MATERIAL SUPPLIED >>
****************

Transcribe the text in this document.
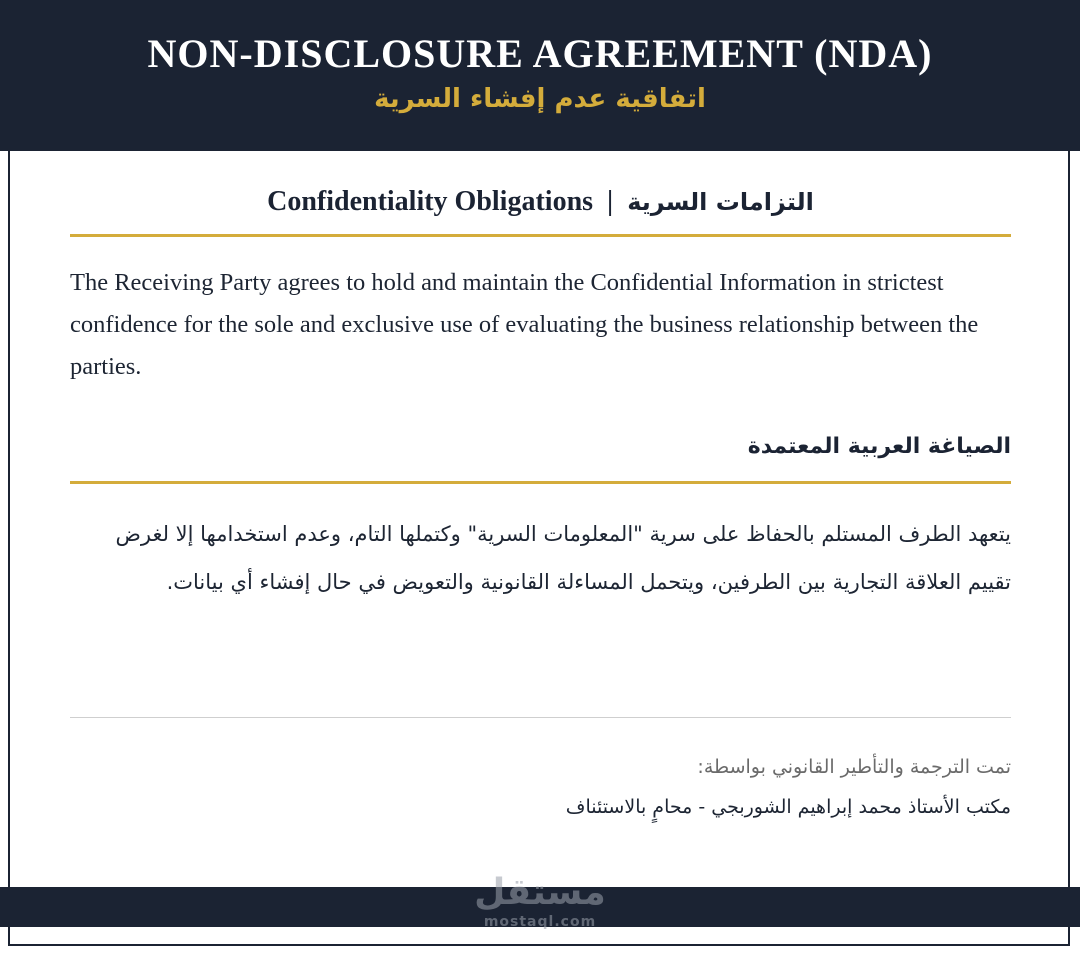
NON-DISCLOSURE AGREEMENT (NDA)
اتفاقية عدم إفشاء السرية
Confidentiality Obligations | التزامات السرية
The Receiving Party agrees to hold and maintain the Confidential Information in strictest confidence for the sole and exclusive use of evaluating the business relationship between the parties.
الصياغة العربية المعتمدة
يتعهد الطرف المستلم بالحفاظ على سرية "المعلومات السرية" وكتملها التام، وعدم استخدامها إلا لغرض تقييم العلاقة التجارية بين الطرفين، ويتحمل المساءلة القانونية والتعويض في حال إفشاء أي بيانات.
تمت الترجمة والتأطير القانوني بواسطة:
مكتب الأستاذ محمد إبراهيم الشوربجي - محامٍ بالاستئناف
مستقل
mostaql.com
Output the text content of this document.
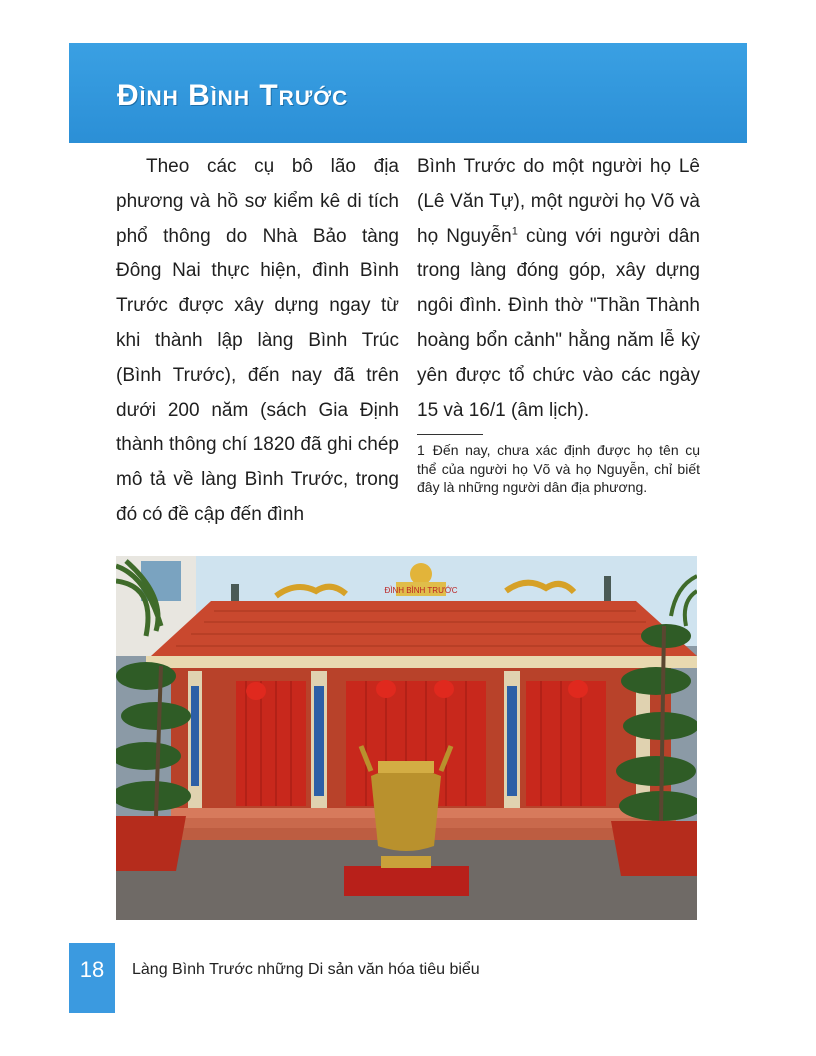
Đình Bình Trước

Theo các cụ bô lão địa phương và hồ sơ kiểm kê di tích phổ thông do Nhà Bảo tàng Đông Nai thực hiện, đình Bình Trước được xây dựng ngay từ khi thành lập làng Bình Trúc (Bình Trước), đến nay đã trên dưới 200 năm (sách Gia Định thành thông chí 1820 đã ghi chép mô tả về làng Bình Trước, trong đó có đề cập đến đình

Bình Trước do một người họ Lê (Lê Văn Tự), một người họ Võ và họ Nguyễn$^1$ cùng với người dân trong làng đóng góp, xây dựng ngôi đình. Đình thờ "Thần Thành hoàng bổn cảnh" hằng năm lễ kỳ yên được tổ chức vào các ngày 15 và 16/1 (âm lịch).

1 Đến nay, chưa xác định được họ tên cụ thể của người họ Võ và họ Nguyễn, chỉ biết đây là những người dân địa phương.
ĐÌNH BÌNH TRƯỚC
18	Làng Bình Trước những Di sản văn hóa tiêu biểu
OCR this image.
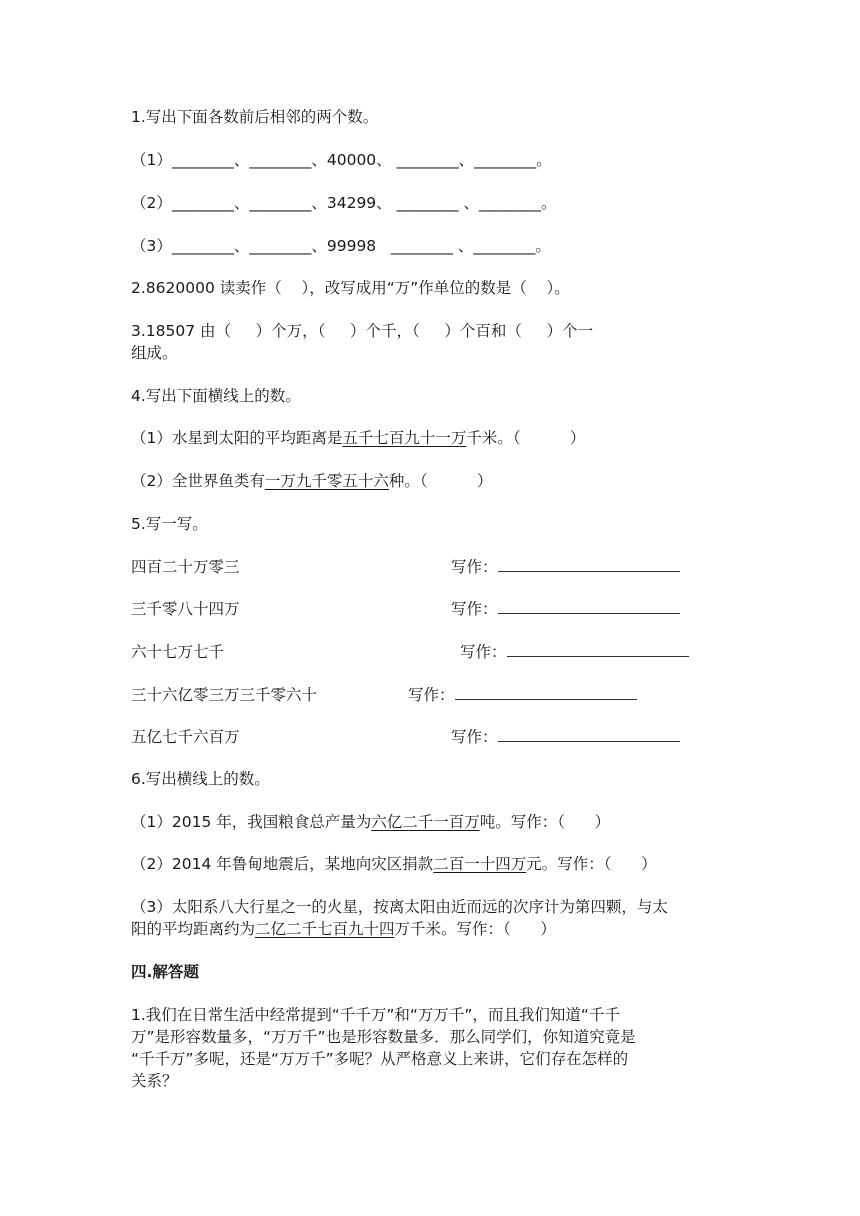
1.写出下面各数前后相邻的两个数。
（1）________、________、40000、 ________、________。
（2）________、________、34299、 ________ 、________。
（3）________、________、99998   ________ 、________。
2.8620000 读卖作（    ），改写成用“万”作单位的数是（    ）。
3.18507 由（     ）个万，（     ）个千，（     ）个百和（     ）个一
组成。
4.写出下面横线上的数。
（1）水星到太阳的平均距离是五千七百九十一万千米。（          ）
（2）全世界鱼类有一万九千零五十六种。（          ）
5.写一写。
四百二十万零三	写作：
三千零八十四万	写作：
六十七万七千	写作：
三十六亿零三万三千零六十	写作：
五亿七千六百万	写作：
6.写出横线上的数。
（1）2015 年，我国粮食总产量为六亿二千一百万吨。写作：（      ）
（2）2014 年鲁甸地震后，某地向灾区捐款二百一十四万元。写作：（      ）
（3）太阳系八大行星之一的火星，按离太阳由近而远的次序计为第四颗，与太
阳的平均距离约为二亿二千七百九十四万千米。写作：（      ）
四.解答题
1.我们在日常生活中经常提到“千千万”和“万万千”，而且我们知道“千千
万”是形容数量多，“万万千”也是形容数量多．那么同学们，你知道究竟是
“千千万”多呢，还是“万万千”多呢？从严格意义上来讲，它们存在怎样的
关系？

****************

PROBLEM REQUIREMENTS >> Copy the records above exactly, leaving out every picture.

TASK RESPONSE >>
Transcribe the text in this document.
NON-DISCLOSURE AGREEMENT (NDA)
اتفاقية عدم إفشاء السرية
Confidentiality Obligations | التزامات السرية
The Receiving Party agrees to hold and maintain the Confidential Information in strictest confidence for the sole and exclusive use of evaluating the business relationship between the parties.
الصياغة العربية المعتمدة
يتعهد الطرف المستلم بالحفاظ على سرية "المعلومات السرية" وكتملها التام، وعدم استخدامها إلا لغرض تقييم العلاقة التجارية بين الطرفين، ويتحمل المساءلة القانونية والتعويض في حال إفشاء أي بيانات.
تمت الترجمة والتأطير القانوني بواسطة:
مكتب الأستاذ محمد إبراهيم الشوربجي - محامٍ بالاستئناف
مستقل
mostaql.com
Output the text content of this document.
Đình Bình Trước

Theo các cụ bô lão địa phương và hồ sơ kiểm kê di tích phổ thông do Nhà Bảo tàng Đông Nai thực hiện, đình Bình Trước được xây dựng ngay từ khi thành lập làng Bình Trúc (Bình Trước), đến nay đã trên dưới 200 năm (sách Gia Định thành thông chí 1820 đã ghi chép mô tả về làng Bình Trước, trong đó có đề cập đến đình

Bình Trước do một người họ Lê (Lê Văn Tự), một người họ Võ và họ Nguyễn$^1$ cùng với người dân trong làng đóng góp, xây dựng ngôi đình. Đình thờ "Thần Thành hoàng bổn cảnh" hằng năm lễ kỳ yên được tổ chức vào các ngày 15 và 16/1 (âm lịch).

1 Đến nay, chưa xác định được họ tên cụ thể của người họ Võ và họ Nguyễn, chỉ biết đây là những người dân địa phương.
ĐÌNH BÌNH TRƯỚC
18	Làng Bình Trước những Di sản văn hóa tiêu biểu
OCR this image.
1.写出下面各数前后相邻的两个数。
（1）________、________、40000、 ________、________。
（2）________、________、34299、 ________ 、________。
（3）________、________、99998   ________ 、________。
2.8620000 读卖作（    ），改写成用“万”作单位的数是（    ）。
3.18507 由（     ）个万，（     ）个千，（     ）个百和（     ）个一
组成。
4.写出下面横线上的数。
（1）水星到太阳的平均距离是五千七百九十一万千米。（          ）
（2）全世界鱼类有一万九千零五十六种。（          ）
5.写一写。
四百二十万零三	写作：
三千零八十四万	写作：
六十七万七千	写作：
三十六亿零三万三千零六十	写作：
五亿七千六百万	写作：
6.写出横线上的数。
（1）2015 年，我国粮食总产量为六亿二千一百万吨。写作：（      ）
（2）2014 年鲁甸地震后，某地向灾区捐款二百一十四万元。写作：（      ）
（3）太阳系八大行星之一的火星，按离太阳由近而远的次序计为第四颗，与太
阳的平均距离约为二亿二千七百九十四万千米。写作：（      ）
四.解答题
1.我们在日常生活中经常提到“千千万”和“万万千”，而且我们知道“千千
万”是形容数量多，“万万千”也是形容数量多．那么同学们，你知道究竟是
“千千万”多呢，还是“万万千”多呢？从严格意义上来讲，它们存在怎样的
关系？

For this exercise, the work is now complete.